**STATED EXERCISE**. Look through the data for the string "content". Copy every line where it is found.

[Begin TASK INPUTS]

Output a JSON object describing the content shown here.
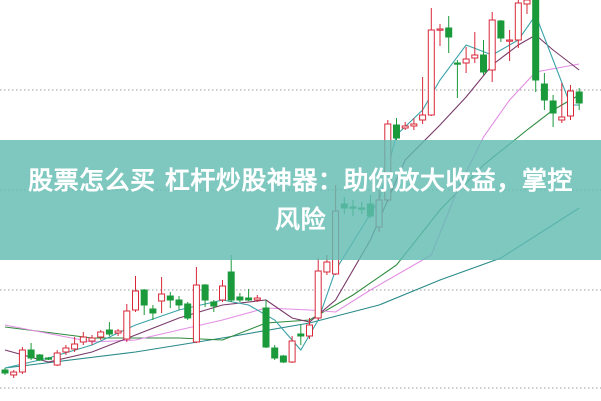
{
  "banner": {
    "title": "股票怎么买 杠杆炒股神器：助你放大收益，掌控风险"
  },
  "chart_data": {
    "type": "candlestick",
    "grid": "horizontal dotted",
    "ylim": [
      0,
      40
    ],
    "colors": {
      "up": "#d8283a",
      "down": "#1a9a3a",
      "ma_short": "#3aa3a8",
      "ma_mid": "#7a3a6a",
      "ma_pink": "#e48ee4",
      "ma_green": "#2f8a3e",
      "ma_long": "#2a8a8a"
    },
    "candles": [
      [
        3.0,
        2.7,
        3.2,
        2.5
      ],
      [
        2.5,
        2.8,
        3.0,
        2.2
      ],
      [
        2.8,
        5.0,
        5.3,
        2.6
      ],
      [
        5.0,
        4.2,
        5.7,
        4.0
      ],
      [
        4.5,
        4.0,
        4.6,
        3.9
      ],
      [
        4.2,
        4.1,
        4.3,
        4.0
      ],
      [
        3.5,
        4.7,
        5.0,
        3.4
      ],
      [
        4.8,
        5.2,
        5.5,
        4.5
      ],
      [
        5.1,
        5.6,
        6.3,
        4.8
      ],
      [
        5.8,
        6.3,
        6.8,
        5.5
      ],
      [
        5.9,
        6.2,
        6.5,
        5.5
      ],
      [
        6.3,
        6.8,
        7.0,
        6.0
      ],
      [
        7.0,
        6.6,
        7.8,
        6.4
      ],
      [
        6.7,
        6.9,
        7.1,
        6.4
      ],
      [
        6.1,
        8.9,
        9.6,
        5.8
      ],
      [
        9.0,
        10.9,
        12.4,
        8.8
      ],
      [
        11.0,
        9.5,
        11.1,
        8.5
      ],
      [
        9.1,
        8.7,
        9.5,
        8.0
      ],
      [
        9.9,
        10.6,
        12.3,
        8.7
      ],
      [
        10.4,
        10.0,
        10.8,
        9.2
      ],
      [
        10.0,
        9.5,
        10.4,
        9.0
      ],
      [
        9.6,
        8.2,
        9.8,
        8.0
      ],
      [
        5.8,
        11.5,
        13.3,
        5.7
      ],
      [
        11.5,
        10.0,
        11.6,
        9.3
      ],
      [
        9.8,
        9.4,
        10.0,
        8.8
      ],
      [
        10.0,
        11.4,
        12.0,
        9.8
      ],
      [
        12.8,
        10.0,
        14.5,
        9.8
      ],
      [
        10.3,
        10.0,
        10.7,
        9.8
      ],
      [
        10.2,
        10.0,
        11.1,
        9.9
      ],
      [
        10.0,
        10.2,
        10.5,
        9.8
      ],
      [
        9.2,
        5.3,
        10.0,
        5.2
      ],
      [
        5.2,
        4.2,
        5.5,
        4.0
      ],
      [
        4.4,
        3.8,
        4.5,
        3.7
      ],
      [
        3.8,
        5.9,
        6.4,
        3.7
      ],
      [
        6.6,
        6.4,
        7.5,
        5.5
      ],
      [
        6.4,
        7.5,
        8.2,
        6.1
      ],
      [
        8.2,
        12.9,
        14.2,
        8.0
      ],
      [
        12.8,
        13.8,
        14.5,
        12.5
      ],
      [
        12.6,
        18.9,
        21.5,
        12.5
      ],
      [
        19.6,
        19.2,
        20.3,
        18.6
      ],
      [
        19.3,
        19.2,
        20.0,
        18.4
      ],
      [
        19.2,
        19.1,
        19.8,
        18.6
      ],
      [
        19.6,
        18.4,
        20.5,
        18.2
      ],
      [
        17.3,
        20.0,
        21.0,
        16.8
      ],
      [
        20.0,
        27.6,
        28.0,
        19.8
      ],
      [
        27.5,
        26.2,
        28.2,
        26.0
      ],
      [
        27.2,
        27.4,
        27.8,
        27.0
      ],
      [
        27.4,
        27.6,
        28.2,
        27.0
      ],
      [
        28.0,
        28.5,
        32.3,
        27.6
      ],
      [
        28.5,
        37.0,
        39.2,
        28.4
      ],
      [
        37.0,
        37.1,
        37.6,
        35.4
      ],
      [
        37.2,
        36.3,
        38.4,
        34.7
      ],
      [
        33.7,
        33.6,
        34.0,
        30.2
      ],
      [
        33.7,
        34.1,
        35.3,
        32.7
      ],
      [
        34.2,
        34.5,
        36.8,
        33.7
      ],
      [
        34.5,
        32.8,
        36.0,
        32.5
      ],
      [
        33.0,
        38.0,
        38.8,
        31.8
      ],
      [
        37.9,
        36.2,
        38.0,
        35.8
      ],
      [
        36.0,
        36.0,
        37.0,
        33.9
      ],
      [
        36.0,
        39.7,
        40.0,
        35.2
      ],
      [
        39.6,
        40.0,
        40.0,
        38.6
      ],
      [
        40.0,
        32.0,
        40.0,
        30.8
      ],
      [
        31.6,
        30.0,
        32.7,
        29.0
      ],
      [
        29.9,
        28.7,
        30.5,
        27.3
      ],
      [
        28.0,
        28.3,
        31.7,
        27.7
      ],
      [
        28.4,
        30.9,
        31.5,
        28.0
      ],
      [
        30.8,
        29.7,
        31.2,
        29.0
      ]
    ],
    "candle_fields": [
      "open",
      "close",
      "high",
      "low"
    ],
    "lines": [
      {
        "color_key": "ma_long",
        "points": [
          [
            0,
            3.2
          ],
          [
            15,
            4.8
          ],
          [
            25,
            6.2
          ],
          [
            35,
            7.7
          ],
          [
            43,
            9.5
          ],
          [
            50,
            12.0
          ],
          [
            57,
            14.2
          ],
          [
            66,
            19.2
          ]
        ]
      },
      {
        "color_key": "ma_green",
        "points": [
          [
            0,
            7.3
          ],
          [
            10,
            6.2
          ],
          [
            20,
            6.2
          ],
          [
            25,
            6.0
          ],
          [
            30,
            7.7
          ],
          [
            35,
            8.0
          ],
          [
            40,
            10.5
          ],
          [
            45,
            13.5
          ],
          [
            50,
            19.0
          ],
          [
            55,
            23.5
          ],
          [
            60,
            27.0
          ],
          [
            63,
            29.0
          ],
          [
            66,
            30.5
          ]
        ]
      },
      {
        "color_key": "ma_pink",
        "points": [
          [
            0,
            7.5
          ],
          [
            10,
            5.8
          ],
          [
            15,
            6.0
          ],
          [
            20,
            7.0
          ],
          [
            25,
            8.0
          ],
          [
            30,
            9.2
          ],
          [
            35,
            9.0
          ],
          [
            38,
            8.8
          ],
          [
            42,
            11.0
          ],
          [
            46,
            13.0
          ],
          [
            49,
            14.5
          ],
          [
            52,
            21.0
          ],
          [
            55,
            26.3
          ],
          [
            58,
            30.0
          ],
          [
            61,
            32.8
          ],
          [
            66,
            33.6
          ]
        ]
      },
      {
        "color_key": "ma_mid",
        "points": [
          [
            0,
            5.0
          ],
          [
            5,
            3.8
          ],
          [
            10,
            4.8
          ],
          [
            15,
            6.5
          ],
          [
            20,
            8.2
          ],
          [
            25,
            9.5
          ],
          [
            30,
            10.0
          ],
          [
            33,
            8.2
          ],
          [
            35,
            7.8
          ],
          [
            38,
            10.0
          ],
          [
            42,
            16.0
          ],
          [
            46,
            24.0
          ],
          [
            50,
            27.5
          ],
          [
            53,
            30.3
          ],
          [
            56,
            33.5
          ],
          [
            59,
            35.5
          ],
          [
            61,
            36.5
          ],
          [
            63,
            35.0
          ],
          [
            66,
            33.0
          ]
        ]
      },
      {
        "color_key": "ma_short",
        "points": [
          [
            0,
            3.2
          ],
          [
            5,
            4.2
          ],
          [
            10,
            5.5
          ],
          [
            15,
            7.5
          ],
          [
            20,
            9.0
          ],
          [
            25,
            10.0
          ],
          [
            28,
            9.5
          ],
          [
            31,
            8.0
          ],
          [
            34,
            5.0
          ],
          [
            36,
            8.0
          ],
          [
            38,
            13.0
          ],
          [
            43,
            20.0
          ],
          [
            45,
            26.5
          ],
          [
            48,
            29.0
          ],
          [
            50,
            32.0
          ],
          [
            53,
            35.5
          ],
          [
            56,
            34.5
          ],
          [
            59,
            36.0
          ],
          [
            61,
            38.5
          ],
          [
            63,
            34.0
          ],
          [
            65,
            29.5
          ],
          [
            66,
            29.5
          ]
        ]
      }
    ],
    "gridlines": [
      31,
      21,
      11,
      1.2
    ]
  }
}
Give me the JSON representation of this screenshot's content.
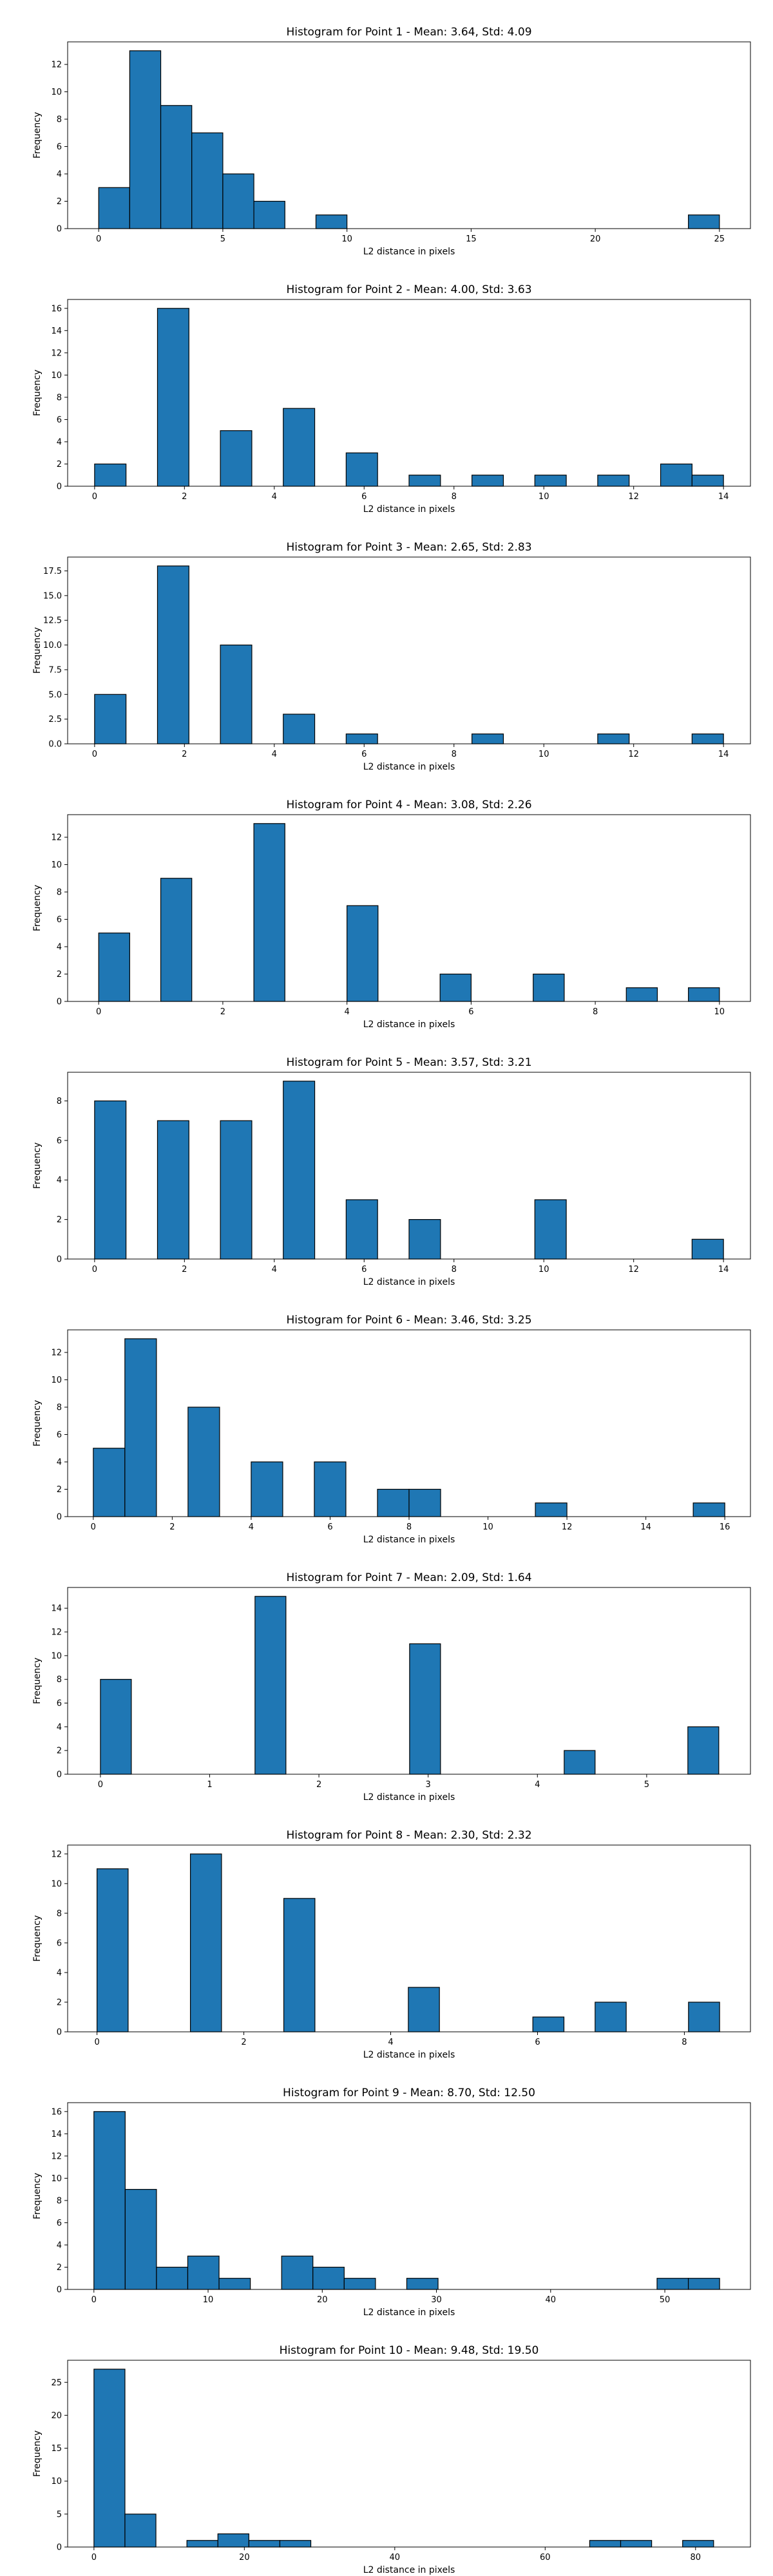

[End TASK INPUTS]

**EXPECTED ANSWER**.
Output a JSON object describing the content shown here.
Give me the JSON representation of this screenshot's content.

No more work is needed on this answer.